◆ **OBJECTIF DE L'EXERCICE**
Recopiez mot pour mot, s'il vous plaît, tout ce qui va de « Après avoir convaincu » jusqu'à « d'acheter deux poulets. » dans l'extrait sur le Venezuela ci-dessous.

◆ **DOCUMENT SOURCE**

Il a décidé de n'acheter que le strict nécessaire, et au jour le jour. Circonstance aggravante: les commerçants ne prennent plus que les dollars et les espèces, particulièrement rares au Venezuela. La plupart des transactions y sont devenues électroniques du fait du manque de billets disponibles, lui-même lié à l'inflation à huit chiffres.

"Qu'ils nous envoient les marines, pour une fois!"
Après avoir convaincu le vendeur qu'il lui transférerait l'argent sur son compte en banque, Vincente conclut: "Qu'ils nous envoient les marines, pour une fois!". Un appel à une intervention militaire américaine pour renverser le régime de Nicolas Maduro.
Comme pour les médicaments et les produits de première nécessité, les achats d'aliments sont de plus en plus limités dans ce pays pétrolier. Les denrées sont trop chères pour un salaire moyen, et manquent souvent. Le salaire minimum, 18.000 bolivars par mois, permet à peine d'acheter deux poulets.
"Aujourd'hui peu importe le prix, il faut manger. Et sortir de cet enfer. Ce gouvernement ne sert à rien, ils ont volé l'argent qui devait permettre la maintenance des infrastructures", affirme Vicente.

◆ **Enregistrements tirés d'un jeu de données**
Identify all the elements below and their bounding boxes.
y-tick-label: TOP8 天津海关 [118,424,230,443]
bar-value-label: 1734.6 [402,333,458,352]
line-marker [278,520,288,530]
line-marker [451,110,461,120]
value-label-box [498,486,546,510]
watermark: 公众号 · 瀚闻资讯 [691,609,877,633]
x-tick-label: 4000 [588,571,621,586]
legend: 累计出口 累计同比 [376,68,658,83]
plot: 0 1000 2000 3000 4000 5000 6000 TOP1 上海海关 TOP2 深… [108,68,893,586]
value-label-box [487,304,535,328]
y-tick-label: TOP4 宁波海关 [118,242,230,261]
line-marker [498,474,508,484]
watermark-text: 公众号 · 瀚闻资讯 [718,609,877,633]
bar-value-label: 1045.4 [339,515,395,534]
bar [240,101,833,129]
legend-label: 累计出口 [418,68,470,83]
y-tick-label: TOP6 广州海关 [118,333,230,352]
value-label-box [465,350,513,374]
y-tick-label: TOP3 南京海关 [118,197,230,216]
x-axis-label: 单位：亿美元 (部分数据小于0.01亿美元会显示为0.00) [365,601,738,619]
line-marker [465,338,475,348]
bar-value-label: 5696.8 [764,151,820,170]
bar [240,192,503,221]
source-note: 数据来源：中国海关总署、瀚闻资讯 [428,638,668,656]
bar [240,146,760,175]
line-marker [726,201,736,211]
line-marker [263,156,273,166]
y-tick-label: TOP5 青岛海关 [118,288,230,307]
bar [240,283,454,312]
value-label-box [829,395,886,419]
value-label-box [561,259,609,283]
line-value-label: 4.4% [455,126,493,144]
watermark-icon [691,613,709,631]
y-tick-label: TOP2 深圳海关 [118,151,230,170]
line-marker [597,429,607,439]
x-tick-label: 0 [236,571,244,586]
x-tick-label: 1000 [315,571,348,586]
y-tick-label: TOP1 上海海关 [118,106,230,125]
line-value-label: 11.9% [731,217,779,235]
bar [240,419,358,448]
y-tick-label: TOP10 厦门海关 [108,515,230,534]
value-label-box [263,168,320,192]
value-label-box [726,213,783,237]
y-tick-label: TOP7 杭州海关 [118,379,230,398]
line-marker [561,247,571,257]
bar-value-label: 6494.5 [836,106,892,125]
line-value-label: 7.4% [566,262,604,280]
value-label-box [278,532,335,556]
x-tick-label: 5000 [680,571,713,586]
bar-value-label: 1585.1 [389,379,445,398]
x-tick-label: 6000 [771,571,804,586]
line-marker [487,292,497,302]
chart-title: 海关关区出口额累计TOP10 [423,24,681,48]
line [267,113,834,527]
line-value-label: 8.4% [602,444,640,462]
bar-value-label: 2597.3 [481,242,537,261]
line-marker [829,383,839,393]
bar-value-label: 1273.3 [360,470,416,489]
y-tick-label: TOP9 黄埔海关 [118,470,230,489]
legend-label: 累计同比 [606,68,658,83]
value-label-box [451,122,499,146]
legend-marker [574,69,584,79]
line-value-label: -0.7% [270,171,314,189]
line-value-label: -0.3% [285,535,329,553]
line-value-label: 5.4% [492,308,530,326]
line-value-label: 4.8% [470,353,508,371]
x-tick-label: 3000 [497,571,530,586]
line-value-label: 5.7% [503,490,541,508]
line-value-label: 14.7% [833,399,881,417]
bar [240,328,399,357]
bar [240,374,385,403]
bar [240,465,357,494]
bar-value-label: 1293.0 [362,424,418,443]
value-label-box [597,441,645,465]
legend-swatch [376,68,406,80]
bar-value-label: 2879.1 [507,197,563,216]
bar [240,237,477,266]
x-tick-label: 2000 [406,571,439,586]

◆ **CORRIGÉ DE L'EXERCICE**
Après avoir convaincu le vendeur qu'il lui transférerait l'argent sur son compte en banque, Vincente conclut: "Qu'ils nous envoient les marines, pour une fois!". Un appel à une intervention militaire américaine pour renverser le régime de Nicolas Maduro.
Comme pour les médicaments et les produits de première nécessité, les achats d'aliments sont de plus en plus limités dans ce pays pétrolier. Les denrées sont trop chères pour un salaire moyen, et manquent souvent. Le salaire minimum, 18.000 bolivars par mois, permet à peine d'acheter deux poulets.